▶ **BRIEF**
Repeat the material below word for word and leave out all pictures.

-- START DATA EXTRACT --

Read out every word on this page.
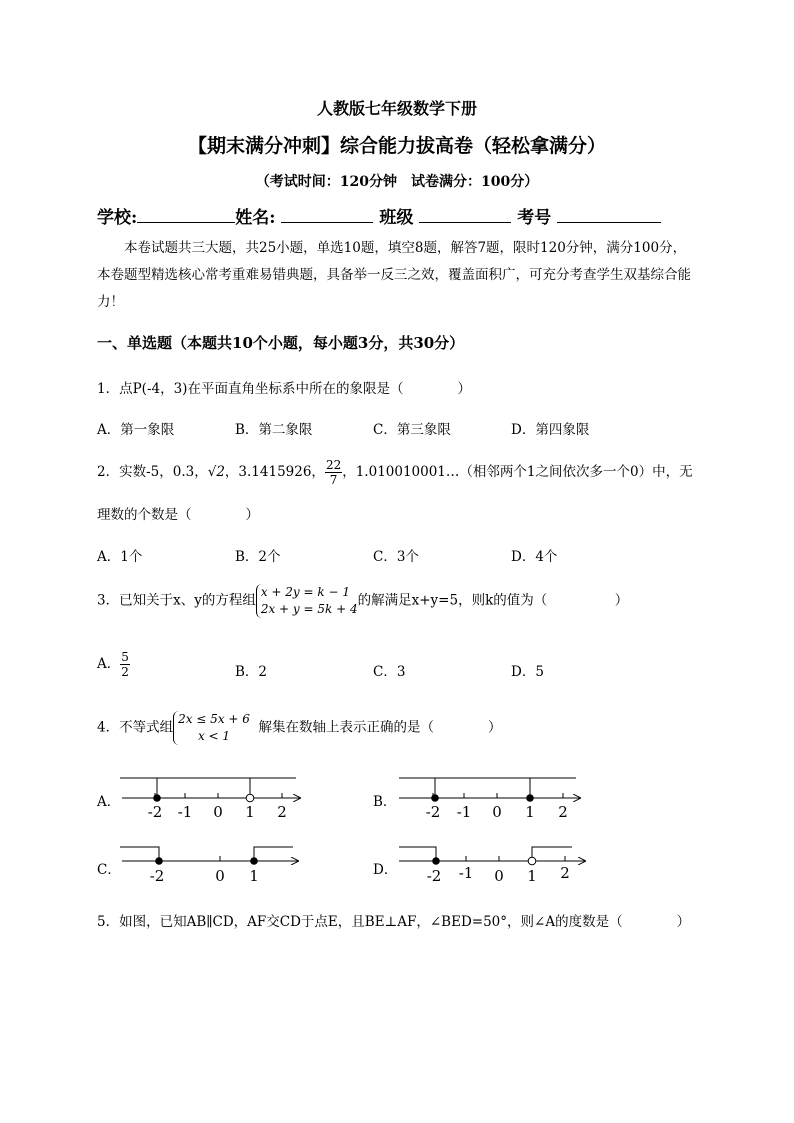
人教版七年级数学下册
【期末满分冲刺】综合能力拔高卷（轻松拿满分）
（考试时间：120分钟　试卷满分：100分）
学校:	姓名:	班级	考号

本卷试题共三大题，共25小题，单选10题，填空8题，解答7题，限时120分钟，满分100分，本卷题型精选核心常考重难易错典题，具备举一反三之效，覆盖面积广，可充分考查学生双基综合能力！

一、单选题（本题共10个小题，每小题3分，共30分）
1．点P(-4，3)在平面直角坐标系中所在的象限是（　　　　）
A．第一象限	B．第二象限	C．第三象限	D．第四象限
2．实数-5，0.3，√2，3.1415926， $\frac{22}{7}$ ，1.010010001…（相邻两个1之间依次多一个0）中，无
理数的个数是（　　　　）
A．1个	B．2个	C．3个	D．4个
3．已知关于x、y的方程组
x + 2y = k − 1
2x + y = 5k + 4
的解满足x+y=5，则k的值为（　　　　　）
A． $\frac{5}{2}$	B．2	C．3	D．5
4．不等式组
2x ≤ 5x + 6
x < 1
解集在数轴上表示正确的是（　　　　）
A．	B．
C．	D．
-2 -1 0 1 2	-2 -1 0 1 2
-2	0 1	-2 -1 0 1 2
5．如图，已知AB∥CD，AF交CD于点E，且BE⊥AF，∠BED=50°，则∠A的度数是（　　　　）
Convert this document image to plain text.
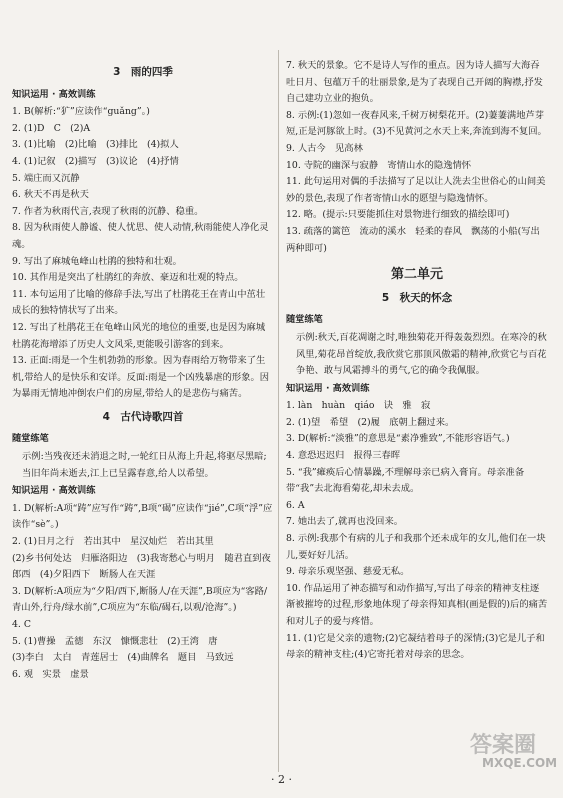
3　雨的四季
知识运用 · 高效训练

1. B(解析:“犷”应读作“guǎng”。)

2. (1)D　C　(2)A

3. (1)比喻　(2)比喻　(3)排比　(4)拟人

4. (1)记叙　(2)描写　(3)议论　(4)抒情

5. 端庄而又沉静

6. 秋天不再是秋天

7. 作者为秋雨代言,表现了秋雨的沉静、稳重。

8. 因为秋雨使人静谧、使人忧思、使人动情,秋雨能使人净化灵魂。

9. 写出了麻城龟峰山杜鹃的独特和壮观。

10. 其作用是突出了杜鹃红的奔放、豪迈和壮观的特点。

11. 本句运用了比喻的修辞手法,写出了杜鹃花王在青山中茁壮成长的独特情状写了出来。

12. 写出了杜鹃花王在龟峰山风光的地位的重要,也是因为麻城杜鹃花海增添了历史人文风采,更能吸引游客的到来。

13. 正面:雨是一个生机勃勃的形象。因为春雨给万物带来了生机,带给人的是快乐和安详。反面:雨是一个凶残暴虐的形象。因为暴雨无情地冲倒农户们的房屋,带给人的是悲伤与痛苦。

4　古代诗歌四首
随堂练笔

示例:当残夜还未消退之时,一轮红日从海上升起,将驱尽黑暗;当旧年尚未逝去,江上已呈露春意,给人以希望。

知识运用 · 高效训练

1. D(解析:A项“踌”应写作“踌”,B项“碣”应读作“jié”,C项“浮”应读作“sè”。)

2. (1)日月之行　若出其中　星汉灿烂　若出其里

(2)乡书何处达　归雁洛阳边　(3)我寄愁心与明月　随君直到夜郎西　(4)夕阳西下　断肠人在天涯

3. D(解析:A项应为“夕阳/西下,断肠人/在天涯”,B项应为“客路/青山外,行舟/绿水前”,C项应为“东临/碣石,以观/沧海”。)

4. C

5. (1)曹操　孟德　东汉　慷慨悲壮　(2)王湾　唐

(3)李白　太白　青莲居士　(4)曲牌名　题目　马致远

6. 观　实景　虚景

7. 秋天的景象。它不是诗人写作的重点。因为诗人描写大海吞吐日月、包蕴万千的壮丽景象,是为了表现自己开阔的胸襟,抒发自己建功立业的抱负。

8. 示例:(1)忽如一夜春风来,千树万树梨花开。(2)萋萋满地芦芽短,正是河豚欲上时。(3)不见黄河之水天上来,奔流到海不复回。

9. 人古今　见高林

10. 寺院的幽深与寂静　寄情山水的隐逸情怀

11. 此句运用对偶的手法描写了足以让人洗去尘世俗心的山间美妙的景色,表现了作者寄情山水的愿望与隐逸情怀。

12. 略。(提示:只要能抓住对景物进行细致的描绘即可)

13. 疏落的篱笆　流动的溪水　轻柔的春风　飘荡的小船(写出两种即可)

第二单元
5　秋天的怀念
随堂练笔

示例:秋天,百花凋谢之时,唯独菊花开得轰轰烈烈。在寒冷的秋风里,菊花昂首绽放,我欣赏它那顶风傲霜的精神,欣赏它与百花争艳、敢与风霜搏斗的勇气,它的确令我佩服。

知识运用 · 高效训练

1. làn　huàn　qiáo　诀　雅　寂

2. (1)望　希望　(2)履　底朝上翻过来。

3. D(解析:“淡雅”的意思是“素净雅致”,不能形容语气。)

4. 意恐迟迟归　报得三春晖

5. “我”瘫痪后心情暴躁,不理解母亲已病入膏肓。母亲准备带“我”去北海看菊花,却未去成。

6. A

7. 她出去了,就再也没回来。

8. 示例:我那个有病的儿子和我那个还未成年的女儿,他们在一块儿,要好好儿活。

9. 母亲乐观坚强、慈爱无私。

10. 作品运用了神态描写和动作描写,写出了母亲的精神支柱逐渐被摧垮的过程,形象地体现了母亲得知真相(画是假的)后的痛苦和对儿子的爱与疼惜。

11. (1)它是父亲的遗物;(2)它凝结着母子的深情;(3)它是儿子和母亲的精神支柱;(4)它寄托着对母亲的思念。

· 2 ·
答案圈
MXQE.COM
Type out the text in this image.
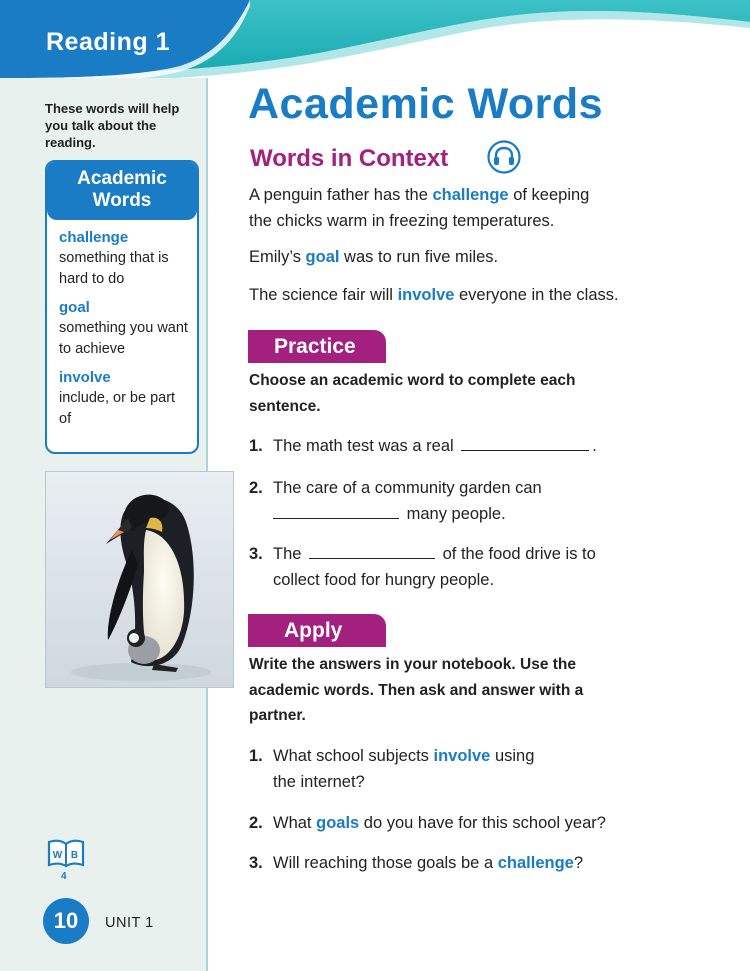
Reading 1
These words will help you talk about the reading.
Academic
Words
challenge
something that is hard to do
goal
something you want to achieve
involve
include, or be part of
W B
4
10	UNIT 1
Academic Words
Words in Context
A penguin father has the challenge of keeping
the chicks warm in freezing temperatures.
Emily’s goal was to run five miles.
The science fair will involve everyone in the class.
Practice
Choose an academic word to complete each
sentence.
1. The math test was a real	.
2. The care of a community garden can
many people.
3. The	of the food drive is to
collect food for hungry people.
Apply
Write the answers in your notebook. Use the
academic words. Then ask and answer with a
partner.
1. What school subjects involve using
the internet?
2. What goals do you have for this school year?
3. Will reaching those goals be a challenge?
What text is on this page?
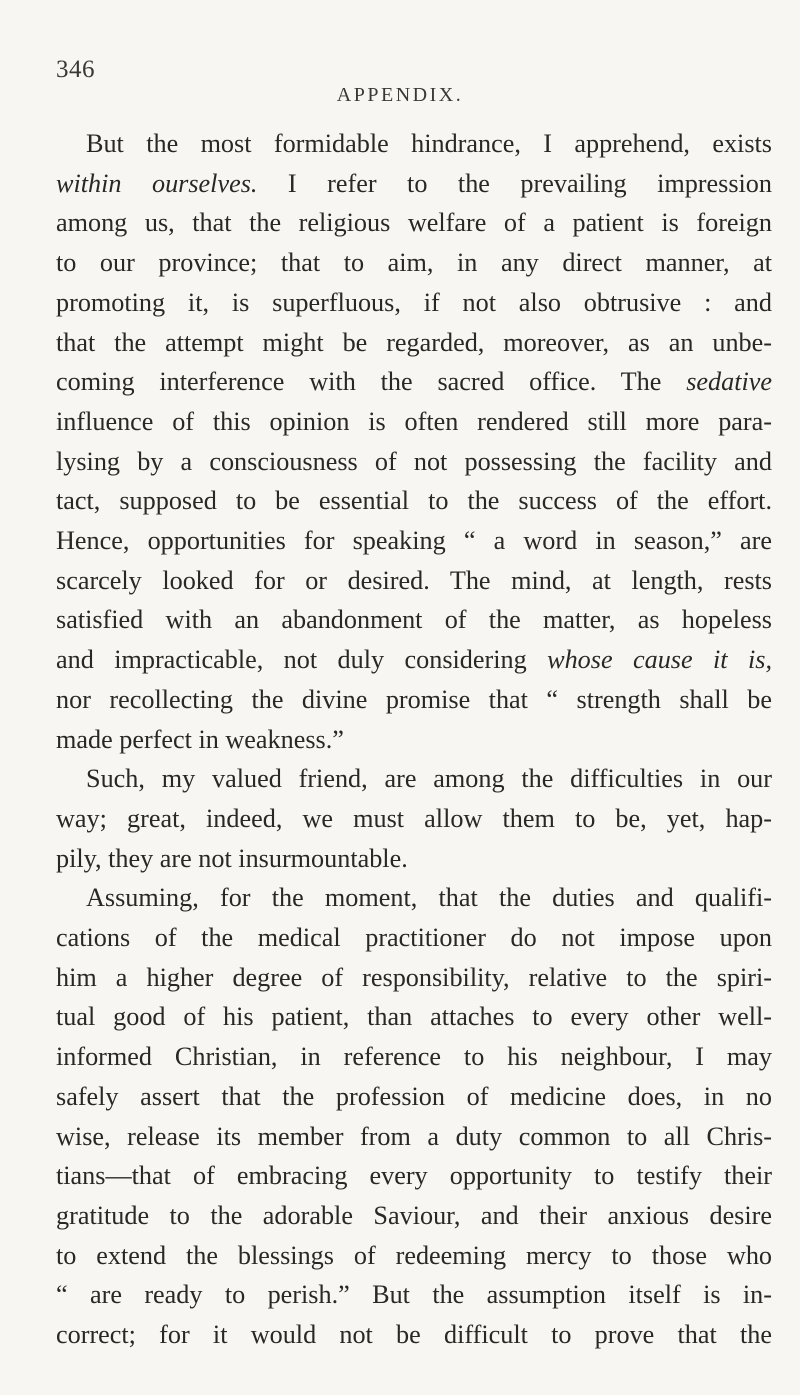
346
APPENDIX.
But the most formidable hindrance, I apprehend, exists
within ourselves. I refer to the prevailing impression
among us, that the religious welfare of a patient is foreign
to our province; that to aim, in any direct manner, at
promoting it, is superfluous, if not also obtrusive : and
that the attempt might be regarded, moreover, as an unbe-
coming interference with the sacred office. The sedative
influence of this opinion is often rendered still more para-
lysing by a consciousness of not possessing the facility and
tact, supposed to be essential to the success of the effort.
Hence, opportunities for speaking “ a word in season,” are
scarcely looked for or desired. The mind, at length, rests
satisfied with an abandonment of the matter, as hopeless
and impracticable, not duly considering whose cause it is,
nor recollecting the divine promise that “ strength shall be
made perfect in weakness.”
Such, my valued friend, are among the difficulties in our
way; great, indeed, we must allow them to be, yet, hap-
pily, they are not insurmountable.
Assuming, for the moment, that the duties and qualifi-
cations of the medical practitioner do not impose upon
him a higher degree of responsibility, relative to the spiri-
tual good of his patient, than attaches to every other well-
informed Christian, in reference to his neighbour, I may
safely assert that the profession of medicine does, in no
wise, release its member from a duty common to all Chris-
tians—that of embracing every opportunity to testify their
gratitude to the adorable Saviour, and their anxious desire
to extend the blessings of redeeming mercy to those who
“ are ready to perish.” But the assumption itself is in-
correct; for it would not be difficult to prove that the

-- END DATA EXTRACT --

▶ **ANSWER**
Read out every word on this page.
人教版七年级数学下册
【期末满分冲刺】综合能力拔高卷（轻松拿满分）
（考试时间：120分钟　试卷满分：100分）
学校:	姓名:	班级	考号

本卷试题共三大题，共25小题，单选10题，填空8题，解答7题，限时120分钟，满分100分，本卷题型精选核心常考重难易错典题，具备举一反三之效，覆盖面积广，可充分考查学生双基综合能力！

一、单选题（本题共10个小题，每小题3分，共30分）
1．点P(-4，3)在平面直角坐标系中所在的象限是（　　　　）
A．第一象限	B．第二象限	C．第三象限	D．第四象限
2．实数-5，0.3，√2，3.1415926， $\frac{22}{7}$ ，1.010010001…（相邻两个1之间依次多一个0）中，无
理数的个数是（　　　　）
A．1个	B．2个	C．3个	D．4个
3．已知关于x、y的方程组
x + 2y = k − 1
2x + y = 5k + 4
的解满足x+y=5，则k的值为（　　　　　）
A． $\frac{5}{2}$	B．2	C．3	D．5
4．不等式组
2x ≤ 5x + 6
x < 1
解集在数轴上表示正确的是（　　　　）
A．	B．
C．	D．
-2 -1 0 1 2	-2 -1 0 1 2
-2	0 1	-2 -1 0 1 2
5．如图，已知AB∥CD，AF交CD于点E，且BE⊥AF，∠BED=50°，则∠A的度数是（　　　　）
Convert this document image to plain text.
3　雨的四季
知识运用 · 高效训练

1. B(解析:“犷”应读作“guǎng”。)

2. (1)D　C　(2)A

3. (1)比喻　(2)比喻　(3)排比　(4)拟人

4. (1)记叙　(2)描写　(3)议论　(4)抒情

5. 端庄而又沉静

6. 秋天不再是秋天

7. 作者为秋雨代言,表现了秋雨的沉静、稳重。

8. 因为秋雨使人静谧、使人忧思、使人动情,秋雨能使人净化灵魂。

9. 写出了麻城龟峰山杜鹃的独特和壮观。

10. 其作用是突出了杜鹃红的奔放、豪迈和壮观的特点。

11. 本句运用了比喻的修辞手法,写出了杜鹃花王在青山中茁壮成长的独特情状写了出来。

12. 写出了杜鹃花王在龟峰山风光的地位的重要,也是因为麻城杜鹃花海增添了历史人文风采,更能吸引游客的到来。

13. 正面:雨是一个生机勃勃的形象。因为春雨给万物带来了生机,带给人的是快乐和安详。反面:雨是一个凶残暴虐的形象。因为暴雨无情地冲倒农户们的房屋,带给人的是悲伤与痛苦。

4　古代诗歌四首
随堂练笔

示例:当残夜还未消退之时,一轮红日从海上升起,将驱尽黑暗;当旧年尚未逝去,江上已呈露春意,给人以希望。

知识运用 · 高效训练

1. D(解析:A项“踌”应写作“踌”,B项“碣”应读作“jié”,C项“浮”应读作“sè”。)

2. (1)日月之行　若出其中　星汉灿烂　若出其里

(2)乡书何处达　归雁洛阳边　(3)我寄愁心与明月　随君直到夜郎西　(4)夕阳西下　断肠人在天涯

3. D(解析:A项应为“夕阳/西下,断肠人/在天涯”,B项应为“客路/青山外,行舟/绿水前”,C项应为“东临/碣石,以观/沧海”。)

4. C

5. (1)曹操　孟德　东汉　慷慨悲壮　(2)王湾　唐

(3)李白　太白　青莲居士　(4)曲牌名　题目　马致远

6. 观　实景　虚景

7. 秋天的景象。它不是诗人写作的重点。因为诗人描写大海吞吐日月、包蕴万千的壮丽景象,是为了表现自己开阔的胸襟,抒发自己建功立业的抱负。

8. 示例:(1)忽如一夜春风来,千树万树梨花开。(2)萋萋满地芦芽短,正是河豚欲上时。(3)不见黄河之水天上来,奔流到海不复回。

9. 人古今　见高林

10. 寺院的幽深与寂静　寄情山水的隐逸情怀

11. 此句运用对偶的手法描写了足以让人洗去尘世俗心的山间美妙的景色,表现了作者寄情山水的愿望与隐逸情怀。

12. 略。(提示:只要能抓住对景物进行细致的描绘即可)

13. 疏落的篱笆　流动的溪水　轻柔的春风　飘荡的小船(写出两种即可)

第二单元
5　秋天的怀念
随堂练笔

示例:秋天,百花凋谢之时,唯独菊花开得轰轰烈烈。在寒冷的秋风里,菊花昂首绽放,我欣赏它那顶风傲霜的精神,欣赏它与百花争艳、敢与风霜搏斗的勇气,它的确令我佩服。

知识运用 · 高效训练

1. làn　huàn　qiáo　诀　雅　寂

2. (1)望　希望　(2)履　底朝上翻过来。

3. D(解析:“淡雅”的意思是“素净雅致”,不能形容语气。)

4. 意恐迟迟归　报得三春晖

5. “我”瘫痪后心情暴躁,不理解母亲已病入膏肓。母亲准备带“我”去北海看菊花,却未去成。

6. A

7. 她出去了,就再也没回来。

8. 示例:我那个有病的儿子和我那个还未成年的女儿,他们在一块儿,要好好儿活。

9. 母亲乐观坚强、慈爱无私。

10. 作品运用了神态描写和动作描写,写出了母亲的精神支柱逐渐被摧垮的过程,形象地体现了母亲得知真相(画是假的)后的痛苦和对儿子的爱与疼惜。

11. (1)它是父亲的遗物;(2)它凝结着母子的深情;(3)它是儿子和母亲的精神支柱;(4)它寄托着对母亲的思念。

· 2 ·
答案圈
MXQE.COM
Type out the text in this image.
Reading 1
These words will help you talk about the reading.
Academic
Words
challenge
something that is hard to do
goal
something you want to achieve
involve
include, or be part of
W B
4
10	UNIT 1
Academic Words
Words in Context
A penguin father has the challenge of keeping
the chicks warm in freezing temperatures.
Emily’s goal was to run five miles.
The science fair will involve everyone in the class.
Practice
Choose an academic word to complete each
sentence.
1. The math test was a real	.
2. The care of a community garden can
many people.
3. The	of the food drive is to
collect food for hungry people.
Apply
Write the answers in your notebook. Use the
academic words. Then ask and answer with a
partner.
1. What school subjects involve using
the internet?
2. What goals do you have for this school year?
3. Will reaching those goals be a challenge?
What text is on this page?
346
APPENDIX.
But the most formidable hindrance, I apprehend, exists
within ourselves. I refer to the prevailing impression
among us, that the religious welfare of a patient is foreign
to our province; that to aim, in any direct manner, at
promoting it, is superfluous, if not also obtrusive : and
that the attempt might be regarded, moreover, as an unbe-
coming interference with the sacred office. The sedative
influence of this opinion is often rendered still more para-
lysing by a consciousness of not possessing the facility and
tact, supposed to be essential to the success of the effort.
Hence, opportunities for speaking “ a word in season,” are
scarcely looked for or desired. The mind, at length, rests
satisfied with an abandonment of the matter, as hopeless
and impracticable, not duly considering whose cause it is,
nor recollecting the divine promise that “ strength shall be
made perfect in weakness.”
Such, my valued friend, are among the difficulties in our
way; great, indeed, we must allow them to be, yet, hap-
pily, they are not insurmountable.
Assuming, for the moment, that the duties and qualifi-
cations of the medical practitioner do not impose upon
him a higher degree of responsibility, relative to the spiri-
tual good of his patient, than attaches to every other well-
informed Christian, in reference to his neighbour, I may
safely assert that the profession of medicine does, in no
wise, release its member from a duty common to all Chris-
tians—that of embracing every opportunity to testify their
gratitude to the adorable Saviour, and their anxious desire
to extend the blessings of redeeming mercy to those who
“ are ready to perish.” But the assumption itself is in-
correct; for it would not be difficult to prove that the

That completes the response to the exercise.